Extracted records
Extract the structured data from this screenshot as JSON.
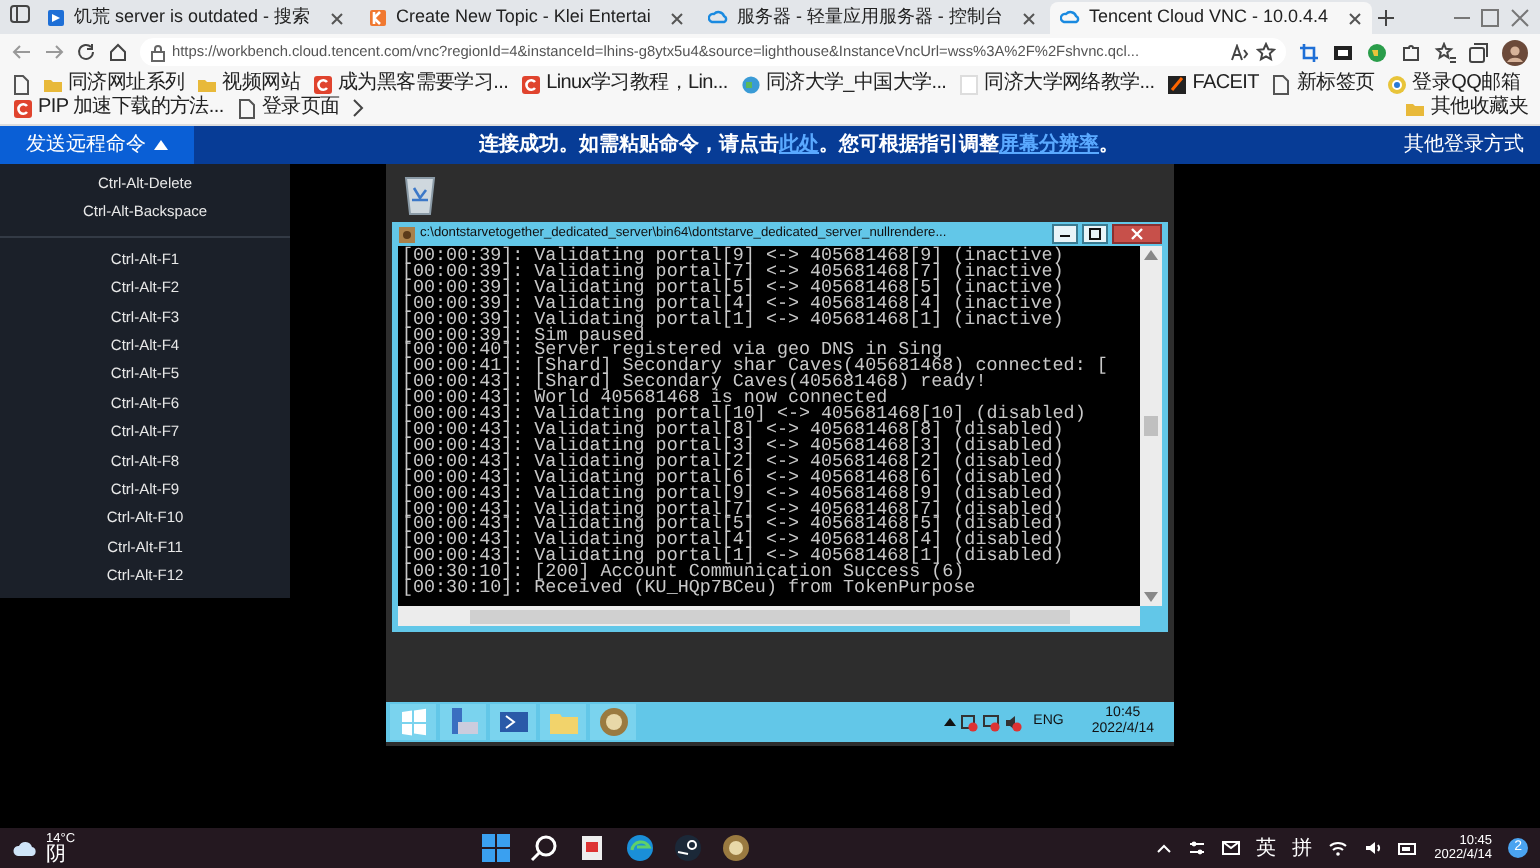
{
  "browser": {
    "tabs": [
      {
        "title": "饥荒 server is outdated - 搜索",
        "kind": "search",
        "selected": false
      },
      {
        "title": "Create New Topic - Klei Entertai",
        "kind": "klei",
        "selected": false
      },
      {
        "title": "服务器 - 轻量应用服务器 - 控制台",
        "kind": "cloud",
        "selected": false
      },
      {
        "title": "Tencent Cloud VNC - 10.0.4.4",
        "kind": "cloud",
        "selected": true
      }
    ],
    "url": "https://workbench.cloud.tencent.com/vnc?regionId=4&instanceId=lhins-g8ytx5u4&source=lighthouse&InstanceVncUrl=wss%3A%2F%2Fshvnc.qcl...",
    "bookmarks": [
      {
        "label": "同济网址系列",
        "kind": "folder"
      },
      {
        "label": "视频网站",
        "kind": "folder"
      },
      {
        "label": "成为黑客需要学习...",
        "kind": "red"
      },
      {
        "label": "Linux学习教程，Lin...",
        "kind": "red"
      },
      {
        "label": "同济大学_中国大学...",
        "kind": "globe"
      },
      {
        "label": "同济大学网络教学...",
        "kind": "blank"
      },
      {
        "label": "FACEIT",
        "kind": "dark"
      },
      {
        "label": "新标签页",
        "kind": "page"
      },
      {
        "label": "登录QQ邮箱",
        "kind": "chrome"
      },
      {
        "label": "PIP 加速下载的方法...",
        "kind": "red"
      },
      {
        "label": "登录页面",
        "kind": "page"
      }
    ],
    "other_bookmarks": "其他收藏夹"
  },
  "vnc": {
    "command_button": "发送远程命令",
    "notice": [
      {
        "text": "连接成功。如需粘贴命令，请点击",
        "link": false
      },
      {
        "text": "此处",
        "link": true
      },
      {
        "text": "。您可根据指引调整",
        "link": false
      },
      {
        "text": "屏幕分辨率",
        "link": true
      },
      {
        "text": "。",
        "link": false
      }
    ],
    "alt_login": "其他登录方式",
    "menu": [
      [
        "Ctrl-Alt-Delete",
        "Ctrl-Alt-Backspace"
      ],
      [
        "Ctrl-Alt-F1",
        "Ctrl-Alt-F2",
        "Ctrl-Alt-F3",
        "Ctrl-Alt-F4",
        "Ctrl-Alt-F5",
        "Ctrl-Alt-F6",
        "Ctrl-Alt-F7",
        "Ctrl-Alt-F8",
        "Ctrl-Alt-F9",
        "Ctrl-Alt-F10",
        "Ctrl-Alt-F11",
        "Ctrl-Alt-F12"
      ]
    ]
  },
  "remote": {
    "console": {
      "title": "c:\\dontstarvetogether_dedicated_server\\bin64\\dontstarve_dedicated_server_nullrendere...",
      "lines": [
        "[00:00:39]: Validating portal[9] <-> 405681468[9] (inactive)",
        "[00:00:39]: Validating portal[7] <-> 405681468[7] (inactive)",
        "[00:00:39]: Validating portal[5] <-> 405681468[5] (inactive)",
        "[00:00:39]: Validating portal[4] <-> 405681468[4] (inactive)",
        "[00:00:39]: Validating portal[1] <-> 405681468[1] (inactive)",
        "[00:00:39]: Sim paused",
        "[00:00:40]: Server registered via geo DNS in Sing",
        "[00:00:41]: [Shard] Secondary shar Caves(405681468) connected: [",
        "[00:00:43]: [Shard] Secondary Caves(405681468) ready!",
        "[00:00:43]: World 405681468 is now connected",
        "[00:00:43]: Validating portal[10] <-> 405681468[10] (disabled)",
        "[00:00:43]: Validating portal[8] <-> 405681468[8] (disabled)",
        "[00:00:43]: Validating portal[3] <-> 405681468[3] (disabled)",
        "[00:00:43]: Validating portal[2] <-> 405681468[2] (disabled)",
        "[00:00:43]: Validating portal[6] <-> 405681468[6] (disabled)",
        "[00:00:43]: Validating portal[9] <-> 405681468[9] (disabled)",
        "[00:00:43]: Validating portal[7] <-> 405681468[7] (disabled)",
        "[00:00:43]: Validating portal[5] <-> 405681468[5] (disabled)",
        "[00:00:43]: Validating portal[4] <-> 405681468[4] (disabled)",
        "[00:00:43]: Validating portal[1] <-> 405681468[1] (disabled)",
        "[00:30:10]: [200] Account Communication Success (6)",
        "[00:30:10]: Received (KU_HQp7BCeu) from TokenPurpose"
      ]
    },
    "taskbar": {
      "language": "ENG",
      "time": "10:45",
      "date": "2022/4/14"
    }
  },
  "taskbar": {
    "weather": {
      "temperature": "14°C",
      "condition": "阴"
    },
    "ime": [
      "英",
      "拼"
    ],
    "time": "10:45",
    "date": "2022/4/14",
    "notifications": "2"
  }
}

__EXERCISE AIM__: Reproduce all the entries that precede this task, word for word, minus any pictures.

__RESPONSE TO THE EXERCISE__:
Extract the structured data from this screenshot as JSON.
{
  "browser": {
    "tabs": [
      {
        "title": "饥荒 server is outdated - 搜索",
        "kind": "search",
        "selected": false
      },
      {
        "title": "Create New Topic - Klei Entertai",
        "kind": "klei",
        "selected": false
      },
      {
        "title": "服务器 - 轻量应用服务器 - 控制台",
        "kind": "cloud",
        "selected": false
      },
      {
        "title": "Tencent Cloud VNC - 10.0.4.4",
        "kind": "cloud",
        "selected": true
      }
    ],
    "url": "https://workbench.cloud.tencent.com/vnc?regionId=4&instanceId=lhins-g8ytx5u4&source=lighthouse&InstanceVncUrl=wss%3A%2F%2Fshvnc.qcl...",
    "bookmarks": [
      {
        "label": "同济网址系列",
        "kind": "folder"
      },
      {
        "label": "视频网站",
        "kind": "folder"
      },
      {
        "label": "成为黑客需要学习...",
        "kind": "red"
      },
      {
        "label": "Linux学习教程，Lin...",
        "kind": "red"
      },
      {
        "label": "同济大学_中国大学...",
        "kind": "globe"
      },
      {
        "label": "同济大学网络教学...",
        "kind": "blank"
      },
      {
        "label": "FACEIT",
        "kind": "dark"
      },
      {
        "label": "新标签页",
        "kind": "page"
      },
      {
        "label": "登录QQ邮箱",
        "kind": "chrome"
      },
      {
        "label": "PIP 加速下载的方法...",
        "kind": "red"
      },
      {
        "label": "登录页面",
        "kind": "page"
      }
    ],
    "other_bookmarks": "其他收藏夹"
  },
  "vnc": {
    "command_button": "发送远程命令",
    "notice": [
      {
        "text": "连接成功。如需粘贴命令，请点击",
        "link": false
      },
      {
        "text": "此处",
        "link": true
      },
      {
        "text": "。您可根据指引调整",
        "link": false
      },
      {
        "text": "屏幕分辨率",
        "link": true
      },
      {
        "text": "。",
        "link": false
      }
    ],
    "alt_login": "其他登录方式",
    "menu": [
      [
        "Ctrl-Alt-Delete",
        "Ctrl-Alt-Backspace"
      ],
      [
        "Ctrl-Alt-F1",
        "Ctrl-Alt-F2",
        "Ctrl-Alt-F3",
        "Ctrl-Alt-F4",
        "Ctrl-Alt-F5",
        "Ctrl-Alt-F6",
        "Ctrl-Alt-F7",
        "Ctrl-Alt-F8",
        "Ctrl-Alt-F9",
        "Ctrl-Alt-F10",
        "Ctrl-Alt-F11",
        "Ctrl-Alt-F12"
      ]
    ]
  },
  "remote": {
    "console": {
      "title": "c:\\dontstarvetogether_dedicated_server\\bin64\\dontstarve_dedicated_server_nullrendere...",
      "lines": [
        "[00:00:39]: Validating portal[9] <-> 405681468[9] (inactive)",
        "[00:00:39]: Validating portal[7] <-> 405681468[7] (inactive)",
        "[00:00:39]: Validating portal[5] <-> 405681468[5] (inactive)",
        "[00:00:39]: Validating portal[4] <-> 405681468[4] (inactive)",
        "[00:00:39]: Validating portal[1] <-> 405681468[1] (inactive)",
        "[00:00:39]: Sim paused",
        "[00:00:40]: Server registered via geo DNS in Sing",
        "[00:00:41]: [Shard] Secondary shar Caves(405681468) connected: [",
        "[00:00:43]: [Shard] Secondary Caves(405681468) ready!",
        "[00:00:43]: World 405681468 is now connected",
        "[00:00:43]: Validating portal[10] <-> 405681468[10] (disabled)",
        "[00:00:43]: Validating portal[8] <-> 405681468[8] (disabled)",
        "[00:00:43]: Validating portal[3] <-> 405681468[3] (disabled)",
        "[00:00:43]: Validating portal[2] <-> 405681468[2] (disabled)",
        "[00:00:43]: Validating portal[6] <-> 405681468[6] (disabled)",
        "[00:00:43]: Validating portal[9] <-> 405681468[9] (disabled)",
        "[00:00:43]: Validating portal[7] <-> 405681468[7] (disabled)",
        "[00:00:43]: Validating portal[5] <-> 405681468[5] (disabled)",
        "[00:00:43]: Validating portal[4] <-> 405681468[4] (disabled)",
        "[00:00:43]: Validating portal[1] <-> 405681468[1] (disabled)",
        "[00:30:10]: [200] Account Communication Success (6)",
        "[00:30:10]: Received (KU_HQp7BCeu) from TokenPurpose"
      ]
    },
    "taskbar": {
      "language": "ENG",
      "time": "10:45",
      "date": "2022/4/14"
    }
  },
  "taskbar": {
    "weather": {
      "temperature": "14°C",
      "condition": "阴"
    },
    "ime": [
      "英",
      "拼"
    ],
    "time": "10:45",
    "date": "2022/4/14",
    "notifications": "2"
  }
}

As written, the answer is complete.